▶ **TASK REQUIREMENTS**
Reproduce the listing verbatim.

▶ **THE DATA**

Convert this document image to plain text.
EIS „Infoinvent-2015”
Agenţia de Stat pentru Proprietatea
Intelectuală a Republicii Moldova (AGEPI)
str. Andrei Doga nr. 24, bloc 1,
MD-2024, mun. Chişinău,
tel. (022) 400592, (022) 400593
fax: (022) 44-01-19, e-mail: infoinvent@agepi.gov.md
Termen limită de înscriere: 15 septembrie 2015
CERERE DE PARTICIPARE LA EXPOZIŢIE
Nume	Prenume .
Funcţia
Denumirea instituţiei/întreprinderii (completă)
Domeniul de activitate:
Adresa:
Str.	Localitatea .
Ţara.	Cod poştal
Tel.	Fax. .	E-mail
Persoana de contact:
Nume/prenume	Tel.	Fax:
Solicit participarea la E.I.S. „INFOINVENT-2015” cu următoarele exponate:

▶ **COMPLETE OUTPUT**
Convert this document image to plain text.
EIS „Infoinvent-2015”
Agenţia de Stat pentru Proprietatea
Intelectuală a Republicii Moldova (AGEPI)
str. Andrei Doga nr. 24, bloc 1,
MD-2024, mun. Chişinău,
tel. (022) 400592, (022) 400593
fax: (022) 44-01-19, e-mail: infoinvent@agepi.gov.md
Termen limită de înscriere: 15 septembrie 2015
CERERE DE PARTICIPARE LA EXPOZIŢIE
Nume	Prenume .
Funcţia
Denumirea instituţiei/întreprinderii (completă)
Domeniul de activitate:
Adresa:
Str.	Localitatea .
Ţara.	Cod poştal
Tel.	Fax. .	E-mail
Persoana de contact:
Nume/prenume	Tel.	Fax:
Solicit participarea la E.I.S. „INFOINVENT-2015” cu următoarele exponate:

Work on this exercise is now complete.